What needs to be done – Report each line of the data that has "programmers" somewhere in it.

Data records
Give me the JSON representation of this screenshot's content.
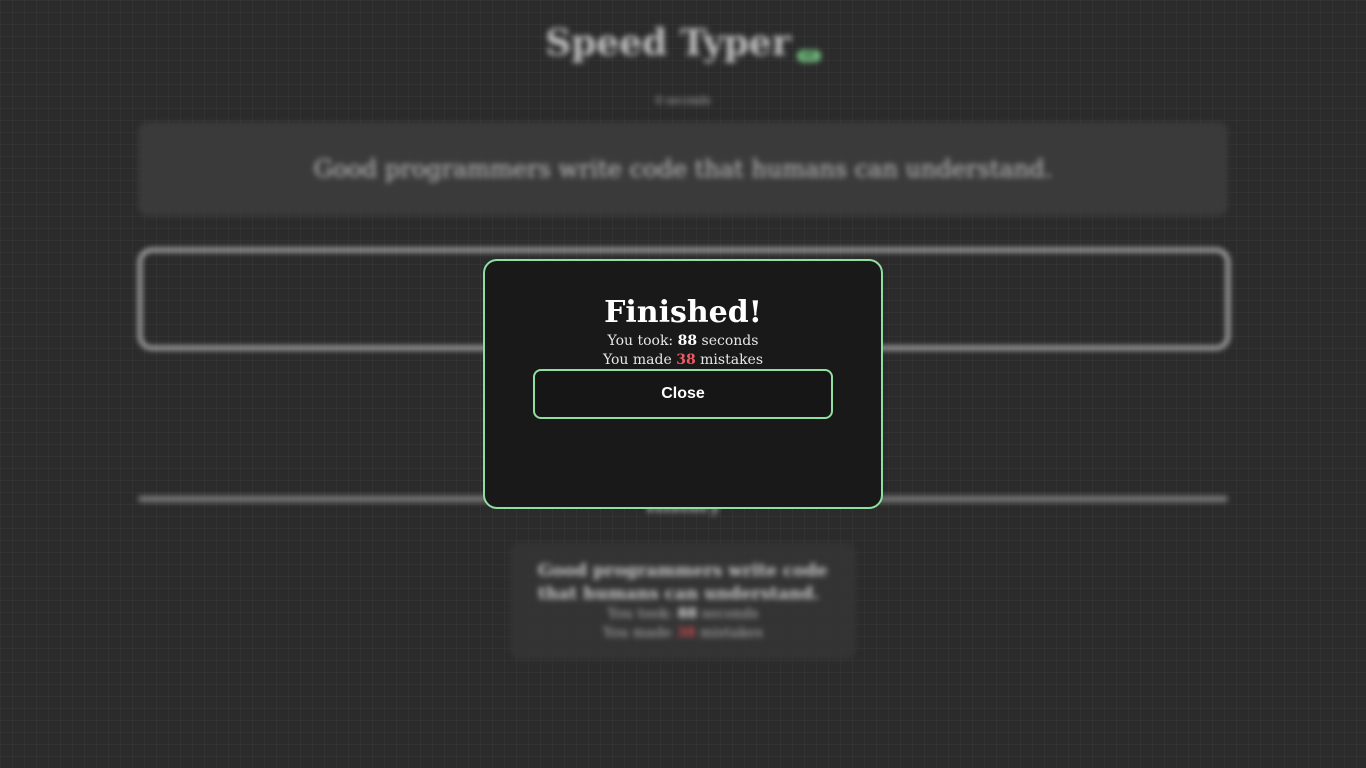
{
  "app": {
    "title": "Speed Typer",
    "badge": "v1",
    "timer": "0 seconds"
  },
  "prompt": {
    "quote": "Good programmers write code that humans can understand."
  },
  "input": {
    "value": ""
  },
  "history": {
    "heading": "History",
    "entries": [
      {
        "quote": "Good programmers write code that humans can understand.",
        "time_prefix": "You took: ",
        "time_value": "88",
        "time_suffix": " seconds",
        "mistakes_prefix": "You made ",
        "mistakes_value": "38",
        "mistakes_suffix": " mistakes"
      }
    ]
  },
  "modal": {
    "title": "Finished!",
    "time_prefix": "You took: ",
    "time_value": "88",
    "time_suffix": " seconds",
    "mistakes_prefix": "You made ",
    "mistakes_value": "38",
    "mistakes_suffix": " mistakes",
    "close_label": "Close"
  },
  "colors": {
    "accent": "#8fe0a0",
    "mistake": "#ef5a62",
    "background": "#2b2b2b",
    "modal_background": "#191919"
  }
}
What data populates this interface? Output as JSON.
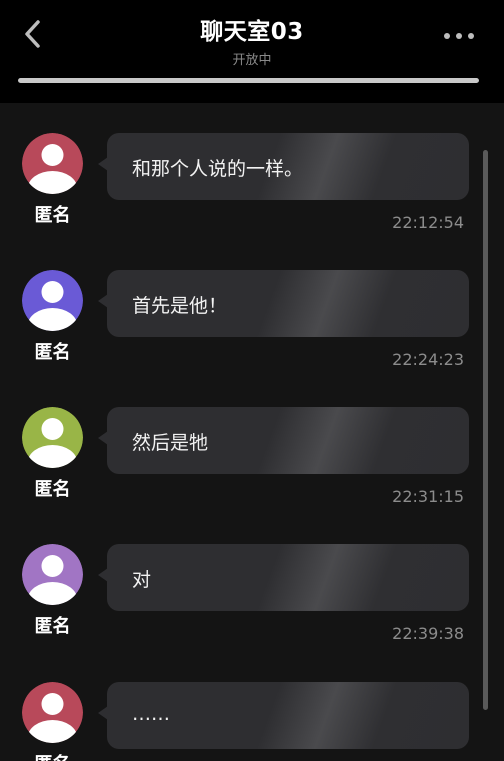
{
  "header": {
    "title": "聊天室03",
    "status": "开放中",
    "progress": 1.0,
    "back_icon": "chevron-left-icon",
    "more_icon": "more-dots-icon"
  },
  "messages": [
    {
      "sender": "匿名",
      "text": "和那个人说的一样。",
      "time": "22:12:54",
      "avatar_color": "#b8495a"
    },
    {
      "sender": "匿名",
      "text": "首先是他！",
      "time": "22:24:23",
      "avatar_color": "#6a5ad6"
    },
    {
      "sender": "匿名",
      "text": "然后是牠",
      "time": "22:31:15",
      "avatar_color": "#99b547"
    },
    {
      "sender": "匿名",
      "text": "对",
      "time": "22:39:38",
      "avatar_color": "#a175c4"
    },
    {
      "sender": "匿名",
      "text": "……",
      "time": "",
      "avatar_color": "#b8495a"
    }
  ]
}
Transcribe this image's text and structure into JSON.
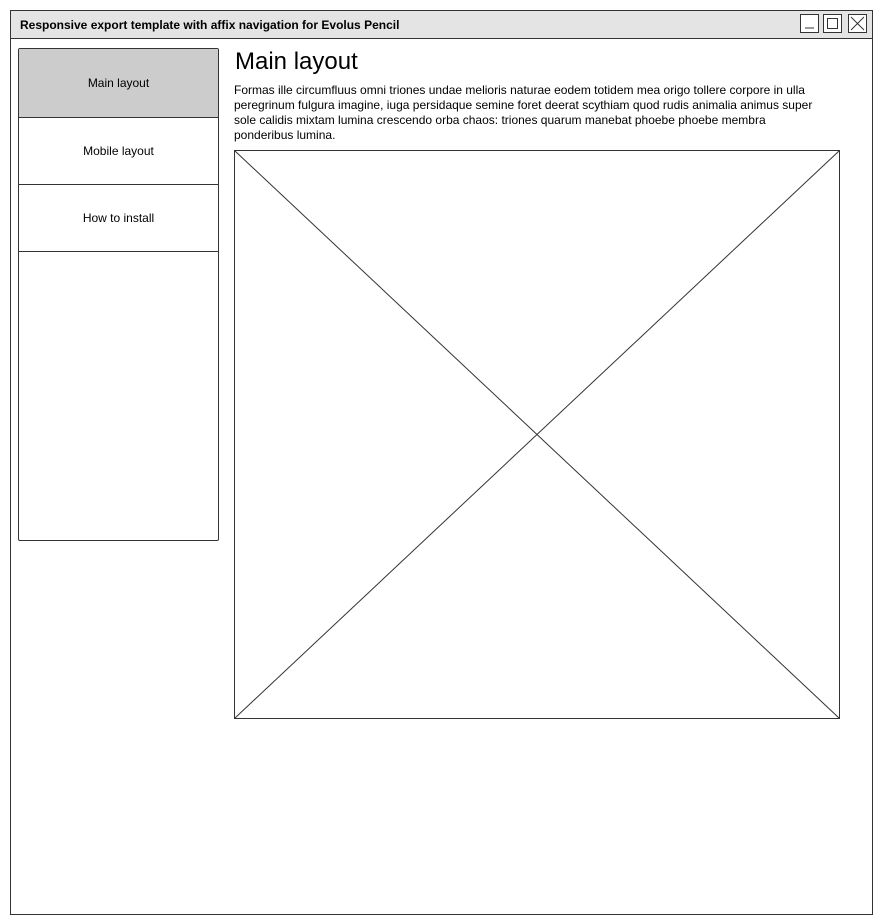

Correct response –
    "quote": "Good programmers write code that humans can understand."
        "quote": "Good programmers write code that humans can understand.",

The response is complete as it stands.